Your instructions. Extract every line below, verbatim.
--- Begin Dataset records ---
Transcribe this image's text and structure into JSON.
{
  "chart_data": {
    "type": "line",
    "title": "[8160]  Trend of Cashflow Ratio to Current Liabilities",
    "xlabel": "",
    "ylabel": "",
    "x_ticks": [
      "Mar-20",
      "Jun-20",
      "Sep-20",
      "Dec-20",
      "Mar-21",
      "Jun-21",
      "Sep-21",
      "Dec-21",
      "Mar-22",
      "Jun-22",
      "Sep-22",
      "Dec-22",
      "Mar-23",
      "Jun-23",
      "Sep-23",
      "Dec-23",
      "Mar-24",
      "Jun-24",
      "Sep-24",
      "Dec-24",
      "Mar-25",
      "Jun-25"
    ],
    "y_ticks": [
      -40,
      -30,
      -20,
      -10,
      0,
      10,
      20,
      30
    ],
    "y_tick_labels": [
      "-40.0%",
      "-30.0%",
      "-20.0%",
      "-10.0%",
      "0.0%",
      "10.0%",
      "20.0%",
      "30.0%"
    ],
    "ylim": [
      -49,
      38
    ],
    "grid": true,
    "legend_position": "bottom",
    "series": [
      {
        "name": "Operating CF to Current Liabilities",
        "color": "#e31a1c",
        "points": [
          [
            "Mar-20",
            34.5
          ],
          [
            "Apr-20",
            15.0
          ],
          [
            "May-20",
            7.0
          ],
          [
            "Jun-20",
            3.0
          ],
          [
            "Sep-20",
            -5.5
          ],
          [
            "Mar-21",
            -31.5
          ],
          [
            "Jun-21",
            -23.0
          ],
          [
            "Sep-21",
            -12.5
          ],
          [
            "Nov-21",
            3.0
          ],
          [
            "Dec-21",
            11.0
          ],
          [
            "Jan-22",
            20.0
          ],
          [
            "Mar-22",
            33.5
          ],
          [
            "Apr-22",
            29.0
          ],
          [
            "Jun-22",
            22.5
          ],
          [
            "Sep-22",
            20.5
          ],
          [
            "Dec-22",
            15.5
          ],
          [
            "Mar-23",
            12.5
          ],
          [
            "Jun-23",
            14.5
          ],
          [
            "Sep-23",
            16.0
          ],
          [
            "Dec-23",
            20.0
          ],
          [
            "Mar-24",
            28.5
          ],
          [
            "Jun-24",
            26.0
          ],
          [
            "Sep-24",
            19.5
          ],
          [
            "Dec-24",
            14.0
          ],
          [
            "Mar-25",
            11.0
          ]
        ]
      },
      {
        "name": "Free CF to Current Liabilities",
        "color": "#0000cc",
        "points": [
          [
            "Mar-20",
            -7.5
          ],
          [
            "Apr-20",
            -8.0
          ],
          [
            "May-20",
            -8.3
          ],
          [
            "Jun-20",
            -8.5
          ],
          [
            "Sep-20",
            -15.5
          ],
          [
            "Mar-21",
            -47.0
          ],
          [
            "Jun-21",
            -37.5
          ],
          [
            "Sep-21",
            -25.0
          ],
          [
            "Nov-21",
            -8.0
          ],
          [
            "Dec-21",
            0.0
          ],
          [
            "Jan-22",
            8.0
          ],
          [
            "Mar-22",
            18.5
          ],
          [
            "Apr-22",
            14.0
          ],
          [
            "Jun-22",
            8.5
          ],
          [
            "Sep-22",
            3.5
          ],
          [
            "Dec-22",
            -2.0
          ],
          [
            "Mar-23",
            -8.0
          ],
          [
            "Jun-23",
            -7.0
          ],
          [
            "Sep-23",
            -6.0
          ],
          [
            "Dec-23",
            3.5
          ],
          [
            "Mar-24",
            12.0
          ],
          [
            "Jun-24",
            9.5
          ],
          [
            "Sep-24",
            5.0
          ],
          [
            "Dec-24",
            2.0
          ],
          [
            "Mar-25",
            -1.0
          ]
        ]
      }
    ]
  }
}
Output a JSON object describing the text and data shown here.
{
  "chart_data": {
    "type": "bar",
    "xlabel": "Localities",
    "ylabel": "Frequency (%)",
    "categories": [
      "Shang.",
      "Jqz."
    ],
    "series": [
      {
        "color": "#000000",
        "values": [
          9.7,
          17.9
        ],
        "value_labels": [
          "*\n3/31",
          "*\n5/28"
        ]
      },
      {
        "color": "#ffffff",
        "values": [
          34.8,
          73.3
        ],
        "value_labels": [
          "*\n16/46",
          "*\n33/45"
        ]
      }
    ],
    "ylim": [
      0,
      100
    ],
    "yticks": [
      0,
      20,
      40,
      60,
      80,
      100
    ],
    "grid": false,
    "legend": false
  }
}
--- End Dataset records ---
Solution for this task.
Transcribe this image's text and structure into JSON.
{
  "chart_data": {
    "type": "line",
    "title": "[8160]  Trend of Cashflow Ratio to Current Liabilities",
    "xlabel": "",
    "ylabel": "",
    "x_ticks": [
      "Mar-20",
      "Jun-20",
      "Sep-20",
      "Dec-20",
      "Mar-21",
      "Jun-21",
      "Sep-21",
      "Dec-21",
      "Mar-22",
      "Jun-22",
      "Sep-22",
      "Dec-22",
      "Mar-23",
      "Jun-23",
      "Sep-23",
      "Dec-23",
      "Mar-24",
      "Jun-24",
      "Sep-24",
      "Dec-24",
      "Mar-25",
      "Jun-25"
    ],
    "y_ticks": [
      -40,
      -30,
      -20,
      -10,
      0,
      10,
      20,
      30
    ],
    "y_tick_labels": [
      "-40.0%",
      "-30.0%",
      "-20.0%",
      "-10.0%",
      "0.0%",
      "10.0%",
      "20.0%",
      "30.0%"
    ],
    "ylim": [
      -49,
      38
    ],
    "grid": true,
    "legend_position": "bottom",
    "series": [
      {
        "name": "Operating CF to Current Liabilities",
        "color": "#e31a1c",
        "points": [
          [
            "Mar-20",
            34.5
          ],
          [
            "Apr-20",
            15.0
          ],
          [
            "May-20",
            7.0
          ],
          [
            "Jun-20",
            3.0
          ],
          [
            "Sep-20",
            -5.5
          ],
          [
            "Mar-21",
            -31.5
          ],
          [
            "Jun-21",
            -23.0
          ],
          [
            "Sep-21",
            -12.5
          ],
          [
            "Nov-21",
            3.0
          ],
          [
            "Dec-21",
            11.0
          ],
          [
            "Jan-22",
            20.0
          ],
          [
            "Mar-22",
            33.5
          ],
          [
            "Apr-22",
            29.0
          ],
          [
            "Jun-22",
            22.5
          ],
          [
            "Sep-22",
            20.5
          ],
          [
            "Dec-22",
            15.5
          ],
          [
            "Mar-23",
            12.5
          ],
          [
            "Jun-23",
            14.5
          ],
          [
            "Sep-23",
            16.0
          ],
          [
            "Dec-23",
            20.0
          ],
          [
            "Mar-24",
            28.5
          ],
          [
            "Jun-24",
            26.0
          ],
          [
            "Sep-24",
            19.5
          ],
          [
            "Dec-24",
            14.0
          ],
          [
            "Mar-25",
            11.0
          ]
        ]
      },
      {
        "name": "Free CF to Current Liabilities",
        "color": "#0000cc",
        "points": [
          [
            "Mar-20",
            -7.5
          ],
          [
            "Apr-20",
            -8.0
          ],
          [
            "May-20",
            -8.3
          ],
          [
            "Jun-20",
            -8.5
          ],
          [
            "Sep-20",
            -15.5
          ],
          [
            "Mar-21",
            -47.0
          ],
          [
            "Jun-21",
            -37.5
          ],
          [
            "Sep-21",
            -25.0
          ],
          [
            "Nov-21",
            -8.0
          ],
          [
            "Dec-21",
            0.0
          ],
          [
            "Jan-22",
            8.0
          ],
          [
            "Mar-22",
            18.5
          ],
          [
            "Apr-22",
            14.0
          ],
          [
            "Jun-22",
            8.5
          ],
          [
            "Sep-22",
            3.5
          ],
          [
            "Dec-22",
            -2.0
          ],
          [
            "Mar-23",
            -8.0
          ],
          [
            "Jun-23",
            -7.0
          ],
          [
            "Sep-23",
            -6.0
          ],
          [
            "Dec-23",
            3.5
          ],
          [
            "Mar-24",
            12.0
          ],
          [
            "Jun-24",
            9.5
          ],
          [
            "Sep-24",
            5.0
          ],
          [
            "Dec-24",
            2.0
          ],
          [
            "Mar-25",
            -1.0
          ]
        ]
      }
    ]
  }
}
Output a JSON object describing the text and data shown here.
{
  "chart_data": {
    "type": "bar",
    "xlabel": "Localities",
    "ylabel": "Frequency (%)",
    "categories": [
      "Shang.",
      "Jqz."
    ],
    "series": [
      {
        "color": "#000000",
        "values": [
          9.7,
          17.9
        ],
        "value_labels": [
          "*\n3/31",
          "*\n5/28"
        ]
      },
      {
        "color": "#ffffff",
        "values": [
          34.8,
          73.3
        ],
        "value_labels": [
          "*\n16/46",
          "*\n33/45"
        ]
      }
    ],
    "ylim": [
      0,
      100
    ],
    "yticks": [
      0,
      20,
      40,
      60,
      80,
      100
    ],
    "grid": false,
    "legend": false
  }
}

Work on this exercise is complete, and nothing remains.